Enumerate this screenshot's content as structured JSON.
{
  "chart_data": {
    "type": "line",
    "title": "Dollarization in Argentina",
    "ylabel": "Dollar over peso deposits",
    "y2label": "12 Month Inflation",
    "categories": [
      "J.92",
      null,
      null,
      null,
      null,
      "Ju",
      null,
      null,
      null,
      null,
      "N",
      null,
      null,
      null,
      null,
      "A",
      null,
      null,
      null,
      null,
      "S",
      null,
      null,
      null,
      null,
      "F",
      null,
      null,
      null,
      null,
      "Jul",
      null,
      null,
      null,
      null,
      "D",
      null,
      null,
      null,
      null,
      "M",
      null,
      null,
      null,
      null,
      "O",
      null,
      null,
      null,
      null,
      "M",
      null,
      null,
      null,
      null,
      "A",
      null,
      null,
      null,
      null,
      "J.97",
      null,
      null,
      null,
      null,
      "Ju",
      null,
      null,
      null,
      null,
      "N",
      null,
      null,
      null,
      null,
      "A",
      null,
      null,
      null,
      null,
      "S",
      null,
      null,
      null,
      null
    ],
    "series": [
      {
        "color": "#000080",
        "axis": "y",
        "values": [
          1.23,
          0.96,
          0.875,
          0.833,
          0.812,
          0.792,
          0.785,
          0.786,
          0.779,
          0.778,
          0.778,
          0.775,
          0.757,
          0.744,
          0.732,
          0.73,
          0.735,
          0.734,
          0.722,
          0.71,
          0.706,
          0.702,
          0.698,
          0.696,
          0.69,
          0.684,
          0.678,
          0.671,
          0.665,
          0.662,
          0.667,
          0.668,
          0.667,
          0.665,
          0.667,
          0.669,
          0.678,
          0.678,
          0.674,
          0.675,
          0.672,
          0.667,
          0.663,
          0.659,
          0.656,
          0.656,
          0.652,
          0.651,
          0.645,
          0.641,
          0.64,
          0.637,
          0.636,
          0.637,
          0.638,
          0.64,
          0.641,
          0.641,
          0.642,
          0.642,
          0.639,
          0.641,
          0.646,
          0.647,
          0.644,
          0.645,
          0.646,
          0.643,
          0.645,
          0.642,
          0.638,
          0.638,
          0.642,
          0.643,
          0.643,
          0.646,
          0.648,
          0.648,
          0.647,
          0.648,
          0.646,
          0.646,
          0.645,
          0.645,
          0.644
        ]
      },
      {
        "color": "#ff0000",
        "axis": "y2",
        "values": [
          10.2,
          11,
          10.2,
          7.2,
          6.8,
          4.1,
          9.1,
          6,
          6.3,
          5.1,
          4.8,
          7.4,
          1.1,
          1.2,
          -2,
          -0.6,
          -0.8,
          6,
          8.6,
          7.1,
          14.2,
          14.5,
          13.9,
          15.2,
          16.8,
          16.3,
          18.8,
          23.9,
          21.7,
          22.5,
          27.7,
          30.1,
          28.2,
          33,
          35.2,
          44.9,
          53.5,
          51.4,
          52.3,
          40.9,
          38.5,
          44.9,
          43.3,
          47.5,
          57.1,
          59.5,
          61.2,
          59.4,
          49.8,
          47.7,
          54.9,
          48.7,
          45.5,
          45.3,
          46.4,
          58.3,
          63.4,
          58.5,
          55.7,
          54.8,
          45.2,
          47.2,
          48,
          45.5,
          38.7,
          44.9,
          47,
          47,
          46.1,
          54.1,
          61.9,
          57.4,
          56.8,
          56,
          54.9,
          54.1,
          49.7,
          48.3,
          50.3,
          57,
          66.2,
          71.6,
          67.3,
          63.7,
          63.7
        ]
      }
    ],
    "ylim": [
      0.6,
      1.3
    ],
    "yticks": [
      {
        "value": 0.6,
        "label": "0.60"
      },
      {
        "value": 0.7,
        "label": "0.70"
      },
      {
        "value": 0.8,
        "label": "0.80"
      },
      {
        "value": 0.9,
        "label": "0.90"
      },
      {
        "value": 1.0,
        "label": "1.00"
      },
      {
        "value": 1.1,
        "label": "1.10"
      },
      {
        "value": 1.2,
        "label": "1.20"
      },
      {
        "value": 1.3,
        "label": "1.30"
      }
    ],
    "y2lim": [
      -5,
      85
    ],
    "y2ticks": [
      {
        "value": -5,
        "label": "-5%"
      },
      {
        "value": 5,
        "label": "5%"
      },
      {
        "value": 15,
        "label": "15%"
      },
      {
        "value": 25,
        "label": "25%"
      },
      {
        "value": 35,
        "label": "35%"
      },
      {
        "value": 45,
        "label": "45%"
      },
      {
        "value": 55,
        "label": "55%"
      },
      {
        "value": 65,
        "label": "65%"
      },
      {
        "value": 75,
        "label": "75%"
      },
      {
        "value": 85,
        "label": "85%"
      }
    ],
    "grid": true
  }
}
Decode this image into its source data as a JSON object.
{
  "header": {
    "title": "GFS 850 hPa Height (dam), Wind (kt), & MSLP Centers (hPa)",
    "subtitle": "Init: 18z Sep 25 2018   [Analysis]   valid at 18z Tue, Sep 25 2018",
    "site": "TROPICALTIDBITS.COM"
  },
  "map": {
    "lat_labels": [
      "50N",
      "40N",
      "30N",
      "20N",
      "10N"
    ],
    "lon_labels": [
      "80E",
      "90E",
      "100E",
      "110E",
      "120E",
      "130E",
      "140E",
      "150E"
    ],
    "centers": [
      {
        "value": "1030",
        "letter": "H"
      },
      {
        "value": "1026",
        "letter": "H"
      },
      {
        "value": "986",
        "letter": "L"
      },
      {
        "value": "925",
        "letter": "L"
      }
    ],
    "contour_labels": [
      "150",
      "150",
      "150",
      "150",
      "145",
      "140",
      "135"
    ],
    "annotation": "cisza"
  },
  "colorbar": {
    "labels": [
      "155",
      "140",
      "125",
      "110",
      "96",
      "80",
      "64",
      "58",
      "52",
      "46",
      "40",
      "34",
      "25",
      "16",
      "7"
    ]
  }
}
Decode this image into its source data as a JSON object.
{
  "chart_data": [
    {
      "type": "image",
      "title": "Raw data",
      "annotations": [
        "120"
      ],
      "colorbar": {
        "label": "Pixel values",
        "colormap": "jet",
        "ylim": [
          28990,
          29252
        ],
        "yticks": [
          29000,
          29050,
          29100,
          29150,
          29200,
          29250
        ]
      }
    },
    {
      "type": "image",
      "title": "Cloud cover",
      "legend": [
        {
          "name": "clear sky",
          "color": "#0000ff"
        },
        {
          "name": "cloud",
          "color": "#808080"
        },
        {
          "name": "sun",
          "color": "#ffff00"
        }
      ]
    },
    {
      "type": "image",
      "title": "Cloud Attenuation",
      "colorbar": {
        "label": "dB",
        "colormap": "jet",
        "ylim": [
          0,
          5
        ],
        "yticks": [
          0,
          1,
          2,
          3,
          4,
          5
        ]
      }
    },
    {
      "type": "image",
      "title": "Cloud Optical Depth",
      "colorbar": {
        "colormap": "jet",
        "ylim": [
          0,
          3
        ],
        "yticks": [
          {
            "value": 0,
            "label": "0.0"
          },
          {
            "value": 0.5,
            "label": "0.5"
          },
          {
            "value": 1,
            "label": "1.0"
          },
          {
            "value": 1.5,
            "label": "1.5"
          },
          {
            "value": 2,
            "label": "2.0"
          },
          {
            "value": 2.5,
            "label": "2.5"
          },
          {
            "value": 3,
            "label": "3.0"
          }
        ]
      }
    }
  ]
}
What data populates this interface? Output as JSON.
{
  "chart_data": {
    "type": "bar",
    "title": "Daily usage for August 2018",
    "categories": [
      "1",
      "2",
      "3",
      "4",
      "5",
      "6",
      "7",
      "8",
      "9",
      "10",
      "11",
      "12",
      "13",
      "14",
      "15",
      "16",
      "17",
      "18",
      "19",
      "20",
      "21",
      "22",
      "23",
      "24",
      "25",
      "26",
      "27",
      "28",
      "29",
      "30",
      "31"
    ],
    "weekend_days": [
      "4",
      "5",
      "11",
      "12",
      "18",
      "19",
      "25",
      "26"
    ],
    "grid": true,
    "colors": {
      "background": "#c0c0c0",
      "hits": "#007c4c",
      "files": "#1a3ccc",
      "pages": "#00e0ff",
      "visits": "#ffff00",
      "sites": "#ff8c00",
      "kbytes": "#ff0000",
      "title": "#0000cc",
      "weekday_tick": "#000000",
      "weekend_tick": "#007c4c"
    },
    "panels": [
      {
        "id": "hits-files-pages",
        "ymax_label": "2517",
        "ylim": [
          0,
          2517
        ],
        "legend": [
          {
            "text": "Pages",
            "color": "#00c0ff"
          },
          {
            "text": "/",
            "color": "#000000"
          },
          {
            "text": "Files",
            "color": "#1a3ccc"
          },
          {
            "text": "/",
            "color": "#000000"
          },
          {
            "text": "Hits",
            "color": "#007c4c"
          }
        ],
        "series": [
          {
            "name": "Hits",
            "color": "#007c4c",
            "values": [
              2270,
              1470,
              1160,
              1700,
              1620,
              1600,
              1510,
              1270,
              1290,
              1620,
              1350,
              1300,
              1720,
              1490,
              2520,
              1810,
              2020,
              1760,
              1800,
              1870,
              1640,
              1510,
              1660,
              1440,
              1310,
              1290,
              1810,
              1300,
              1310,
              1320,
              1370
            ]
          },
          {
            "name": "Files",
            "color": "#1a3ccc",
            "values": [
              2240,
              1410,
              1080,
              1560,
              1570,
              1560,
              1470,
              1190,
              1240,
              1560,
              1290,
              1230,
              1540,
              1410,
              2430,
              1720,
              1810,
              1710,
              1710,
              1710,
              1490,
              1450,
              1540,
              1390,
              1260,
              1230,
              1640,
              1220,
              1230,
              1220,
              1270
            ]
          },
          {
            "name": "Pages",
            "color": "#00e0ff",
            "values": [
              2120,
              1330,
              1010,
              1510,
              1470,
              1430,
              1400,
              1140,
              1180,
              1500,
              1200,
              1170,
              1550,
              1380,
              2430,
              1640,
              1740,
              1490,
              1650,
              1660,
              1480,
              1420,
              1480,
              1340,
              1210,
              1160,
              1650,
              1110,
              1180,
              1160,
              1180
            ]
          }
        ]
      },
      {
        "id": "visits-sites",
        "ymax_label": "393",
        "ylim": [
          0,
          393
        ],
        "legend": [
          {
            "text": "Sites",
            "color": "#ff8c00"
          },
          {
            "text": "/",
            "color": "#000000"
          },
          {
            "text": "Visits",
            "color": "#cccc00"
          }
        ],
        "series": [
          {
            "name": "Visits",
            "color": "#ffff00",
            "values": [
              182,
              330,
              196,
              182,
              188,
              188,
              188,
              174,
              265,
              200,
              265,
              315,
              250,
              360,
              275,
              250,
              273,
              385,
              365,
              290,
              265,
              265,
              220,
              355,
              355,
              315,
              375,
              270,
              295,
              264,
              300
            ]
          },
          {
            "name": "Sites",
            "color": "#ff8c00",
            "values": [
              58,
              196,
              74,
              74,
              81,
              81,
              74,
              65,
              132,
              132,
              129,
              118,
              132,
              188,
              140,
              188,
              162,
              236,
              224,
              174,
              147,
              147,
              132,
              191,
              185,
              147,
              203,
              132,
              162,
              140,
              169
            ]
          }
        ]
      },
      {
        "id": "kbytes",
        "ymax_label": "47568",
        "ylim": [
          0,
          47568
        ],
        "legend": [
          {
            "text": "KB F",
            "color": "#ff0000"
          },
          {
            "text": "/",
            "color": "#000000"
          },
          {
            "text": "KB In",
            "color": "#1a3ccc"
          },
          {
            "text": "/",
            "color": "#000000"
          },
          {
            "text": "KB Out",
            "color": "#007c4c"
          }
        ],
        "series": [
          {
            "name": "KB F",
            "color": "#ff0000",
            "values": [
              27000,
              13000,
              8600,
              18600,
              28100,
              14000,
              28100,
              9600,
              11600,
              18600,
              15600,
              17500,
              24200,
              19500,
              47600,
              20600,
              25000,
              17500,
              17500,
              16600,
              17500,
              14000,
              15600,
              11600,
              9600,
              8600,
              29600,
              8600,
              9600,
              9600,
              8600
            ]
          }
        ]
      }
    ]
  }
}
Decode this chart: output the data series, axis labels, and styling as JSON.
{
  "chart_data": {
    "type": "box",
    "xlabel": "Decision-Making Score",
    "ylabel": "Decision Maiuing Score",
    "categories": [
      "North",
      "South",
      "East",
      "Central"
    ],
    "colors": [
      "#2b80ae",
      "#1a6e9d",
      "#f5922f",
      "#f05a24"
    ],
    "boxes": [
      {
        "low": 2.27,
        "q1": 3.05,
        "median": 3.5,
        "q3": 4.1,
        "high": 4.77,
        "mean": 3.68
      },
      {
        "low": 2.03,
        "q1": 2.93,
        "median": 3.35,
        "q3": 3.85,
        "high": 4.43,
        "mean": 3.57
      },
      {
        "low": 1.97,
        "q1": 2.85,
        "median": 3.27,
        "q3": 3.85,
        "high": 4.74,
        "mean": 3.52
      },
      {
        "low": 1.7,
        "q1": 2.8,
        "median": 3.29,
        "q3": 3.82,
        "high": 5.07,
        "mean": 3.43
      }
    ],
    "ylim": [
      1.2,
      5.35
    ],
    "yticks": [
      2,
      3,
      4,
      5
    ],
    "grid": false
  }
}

-.-.-

Count the lines above that contain the word "median", and reply with only that number.

→ **FINISHED TASK**: 4